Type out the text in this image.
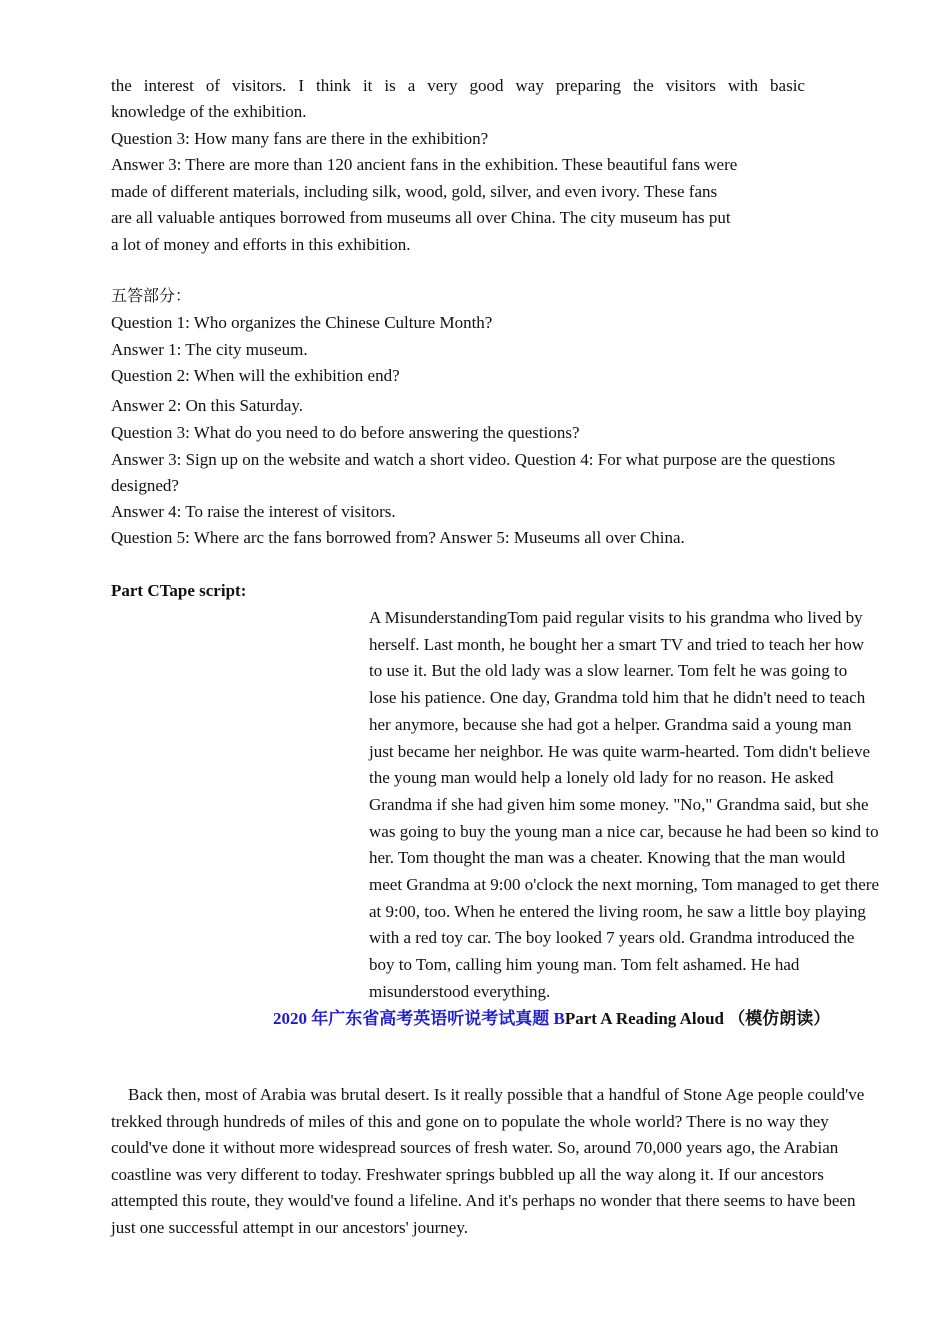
the interest of visitors. I think it is a very good way preparing the visitors with basic
knowledge of the exhibition.
Question 3: How many fans are there in the exhibition?
Answer 3: There are more than 120 ancient fans in the exhibition. These beautiful fans were
made of different materials, including silk, wood, gold, silver, and even ivory. These fans
are all valuable antiques borrowed from museums all over China. The city museum has put
a lot of money and efforts in this exhibition.
五答部分：
Question 1: Who organizes the Chinese Culture Month?
Answer 1: The city museum.
Question 2: When will the exhibition end?
Answer 2: On this Saturday.
Question 3: What do you need to do before answering the questions?
Answer 3: Sign up on the website and watch a short video. Question 4: For what purpose are the questions
designed?
Answer 4: To raise the interest of visitors.
Question 5: Where arc the fans borrowed from? Answer 5: Museums all over China.
Part CTape script:
A MisunderstandingTom paid regular visits to his grandma who lived by
herself. Last month, he bought her a smart TV and tried to teach her how
to use it. But the old lady was a slow learner. Tom felt he was going to
lose his patience. One day, Grandma told him that he didn't need to teach
her anymore, because she had got a helper. Grandma said a young man
just became her neighbor. He was quite warm-hearted. Tom didn't believe
the young man would help a lonely old lady for no reason. He asked
Grandma if she had given him some money. "No," Grandma said, but she
was going to buy the young man a nice car, because he had been so kind to
her. Tom thought the man was a cheater. Knowing that the man would
meet Grandma at 9:00 o'clock the next morning, Tom managed to get there
at 9:00, too. When he entered the living room, he saw a little boy playing
with a red toy car. The boy looked 7 years old. Grandma introduced the
boy to Tom, calling him young man. Tom felt ashamed. He had
misunderstood everything.
2020 年广东省高考英语听说考试真题 BPart A Reading Aloud （模仿朗读）
Back then, most of Arabia was brutal desert. Is it really possible that a handful of Stone Age people could've
trekked through hundreds of miles of this and gone on to populate the whole world? There is no way they
could've done it without more widespread sources of fresh water. So, around 70,000 years ago, the Arabian
coastline was very different to today. Freshwater springs bubbled up all the way along it. If our ancestors
attempted this route, they would've found a lifeline. And it's perhaps no wonder that there seems to have been
just one successful attempt in our ancestors' journey.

::::

THE REQUEST =
Without including any picture, repeat the data exactly.

FULL OUTPUT =
Type out the text in this image.
the interest of visitors. I think it is a very good way preparing the visitors with basic
knowledge of the exhibition.
Question 3: How many fans are there in the exhibition?
Answer 3: There are more than 120 ancient fans in the exhibition. These beautiful fans were
made of different materials, including silk, wood, gold, silver, and even ivory. These fans
are all valuable antiques borrowed from museums all over China. The city museum has put
a lot of money and efforts in this exhibition.
五答部分：
Question 1: Who organizes the Chinese Culture Month?
Answer 1: The city museum.
Question 2: When will the exhibition end?
Answer 2: On this Saturday.
Question 3: What do you need to do before answering the questions?
Answer 3: Sign up on the website and watch a short video. Question 4: For what purpose are the questions
designed?
Answer 4: To raise the interest of visitors.
Question 5: Where arc the fans borrowed from? Answer 5: Museums all over China.
Part CTape script:
A MisunderstandingTom paid regular visits to his grandma who lived by
herself. Last month, he bought her a smart TV and tried to teach her how
to use it. But the old lady was a slow learner. Tom felt he was going to
lose his patience. One day, Grandma told him that he didn't need to teach
her anymore, because she had got a helper. Grandma said a young man
just became her neighbor. He was quite warm-hearted. Tom didn't believe
the young man would help a lonely old lady for no reason. He asked
Grandma if she had given him some money. "No," Grandma said, but she
was going to buy the young man a nice car, because he had been so kind to
her. Tom thought the man was a cheater. Knowing that the man would
meet Grandma at 9:00 o'clock the next morning, Tom managed to get there
at 9:00, too. When he entered the living room, he saw a little boy playing
with a red toy car. The boy looked 7 years old. Grandma introduced the
boy to Tom, calling him young man. Tom felt ashamed. He had
misunderstood everything.
2020 年广东省高考英语听说考试真题 BPart A Reading Aloud （模仿朗读）
Back then, most of Arabia was brutal desert. Is it really possible that a handful of Stone Age people could've
trekked through hundreds of miles of this and gone on to populate the whole world? There is no way they
could've done it without more widespread sources of fresh water. So, around 70,000 years ago, the Arabian
coastline was very different to today. Freshwater springs bubbled up all the way along it. If our ancestors
attempted this route, they would've found a lifeline. And it's perhaps no wonder that there seems to have been
just one successful attempt in our ancestors' journey.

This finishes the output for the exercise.